[YOUR INSTRUCTIONS] Identify the lines that contain the word "حياته", then copy them.

===

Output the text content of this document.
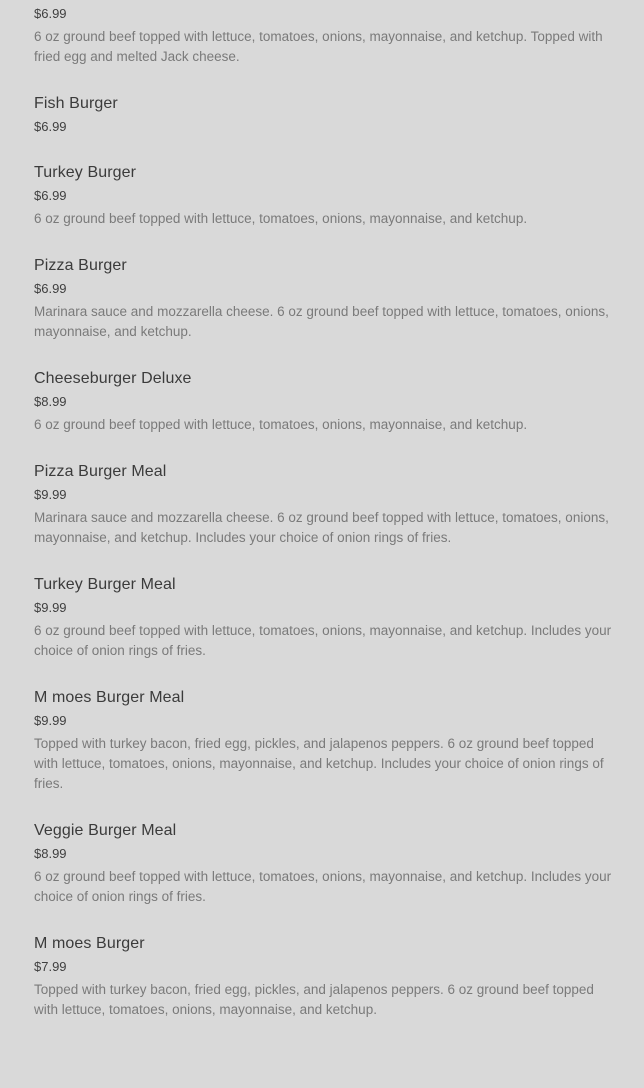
$6.99
6 oz ground beef topped with lettuce, tomatoes, onions, mayonnaise, and ketchup. Topped with fried egg and melted Jack cheese.
Fish Burger
$6.99
Turkey Burger
$6.99
6 oz ground beef topped with lettuce, tomatoes, onions, mayonnaise, and ketchup.
Pizza Burger
$6.99
Marinara sauce and mozzarella cheese. 6 oz ground beef topped with lettuce, tomatoes, onions, mayonnaise, and ketchup.
Cheeseburger Deluxe
$8.99
6 oz ground beef topped with lettuce, tomatoes, onions, mayonnaise, and ketchup.
Pizza Burger Meal
$9.99
Marinara sauce and mozzarella cheese. 6 oz ground beef topped with lettuce, tomatoes, onions, mayonnaise, and ketchup. Includes your choice of onion rings of fries.
Turkey Burger Meal
$9.99
6 oz ground beef topped with lettuce, tomatoes, onions, mayonnaise, and ketchup. Includes your choice of onion rings of fries.
M moes Burger Meal
$9.99
Topped with turkey bacon, fried egg, pickles, and jalapenos peppers. 6 oz ground beef topped with lettuce, tomatoes, onions, mayonnaise, and ketchup. Includes your choice of onion rings of fries.
Veggie Burger Meal
$8.99
6 oz ground beef topped with lettuce, tomatoes, onions, mayonnaise, and ketchup. Includes your choice of onion rings of fries.
M moes Burger
$7.99
Topped with turkey bacon, fried egg, pickles, and jalapenos peppers. 6 oz ground beef topped with lettuce, tomatoes, onions, mayonnaise, and ketchup.
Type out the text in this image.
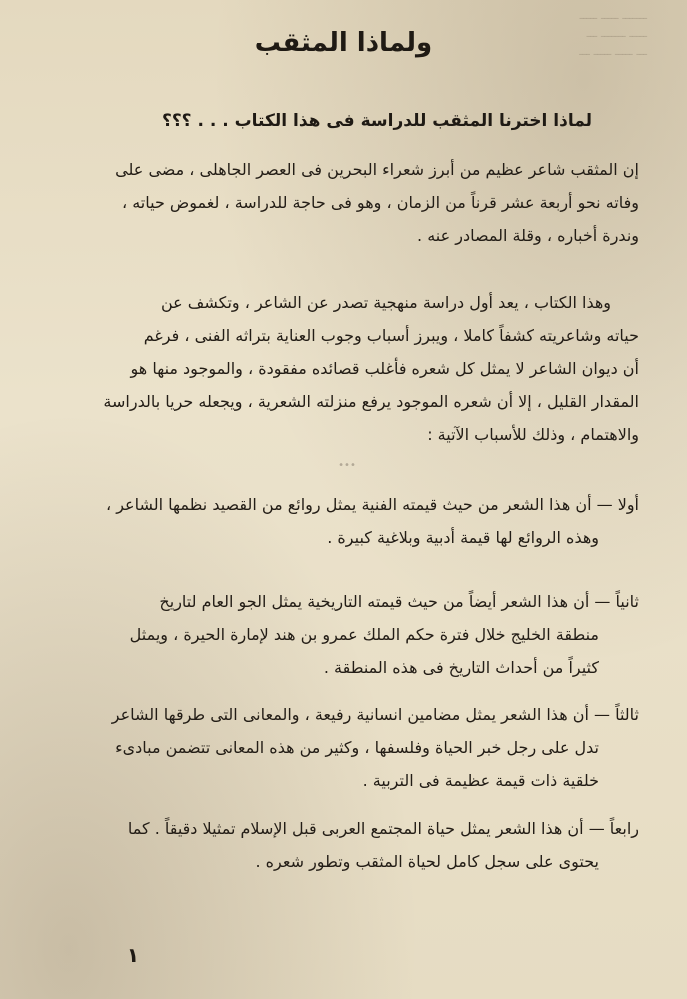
ـــــــ ـــــ ـــــ
ـــــ ـــــــ ـــ
ـــ ـــــ ـــــ ـــ
ولماذا المثقب
لماذا اخترنا المثقب للدراسة فى هذا الكتاب . . . ؟؟؟
إن المثقب شاعر عظيم من أبرز شعراء البحرين فى العصر الجاهلى ، مضى على
وفاته نحو أربعة عشر قرناً من الزمان ، وهو فى حاجة للدراسة ، لغموض حياته ،
وندرة أخباره ، وقلة المصادر عنه .
وهذا الكتاب ، يعد أول دراسة منهجية تصدر عن الشاعر ، وتكشف عن
حياته وشاعريته كشفاً كاملا ، ويبرز أسباب وجوب العناية بتراثه الفنى ، فرغم
أن ديوان الشاعر لا يمثل كل شعره فأغلب قصائده مفقودة ، والموجود منها هو
المقدار القليل ، إلا أن شعره الموجود يرفع منزلته الشعرية ، ويجعله حريا بالدراسة
والاهتمام ، وذلك للأسباب الآتية :
•••
أولا — أن هذا الشعر من حيث قيمته الفنية يمثل روائع من القصيد نظمها الشاعر ،
وهذه الروائع لها قيمة أدبية وبلاغية كبيرة .
ثانياً — أن هذا الشعر أيضاً من حيث قيمته التاريخية يمثل الجو العام لتاريخ
منطقة الخليج خلال فترة حكم الملك عمرو بن هند لإمارة الحيرة ، ويمثل
كثيراً من أحداث التاريخ فى هذه المنطقة .
ثالثاً — أن هذا الشعر يمثل مضامين انسانية رفيعة ، والمعانى التى طرقها الشاعر
تدل على رجل خبر الحياة وفلسفها ، وكثير من هذه المعانى تتضمن مبادىء
خلقية ذات قيمة عظيمة فى التربية .
رابعاً — أن هذا الشعر يمثل حياة المجتمع العربى قبل الإسلام تمثيلا دقيقاً . كما
يحتوى على سجل كامل لحياة المثقب وتطور شعره .
١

===

[OUTPUT OF THE EXERCISE]
وفاته نحو أربعة عشر قرناً من الزمان ، وهو فى حاجة للدراسة ، لغموض حياته ،
حياته وشاعريته كشفاً كاملا ، ويبرز أسباب وجوب العناية بتراثه الفنى ، فرغم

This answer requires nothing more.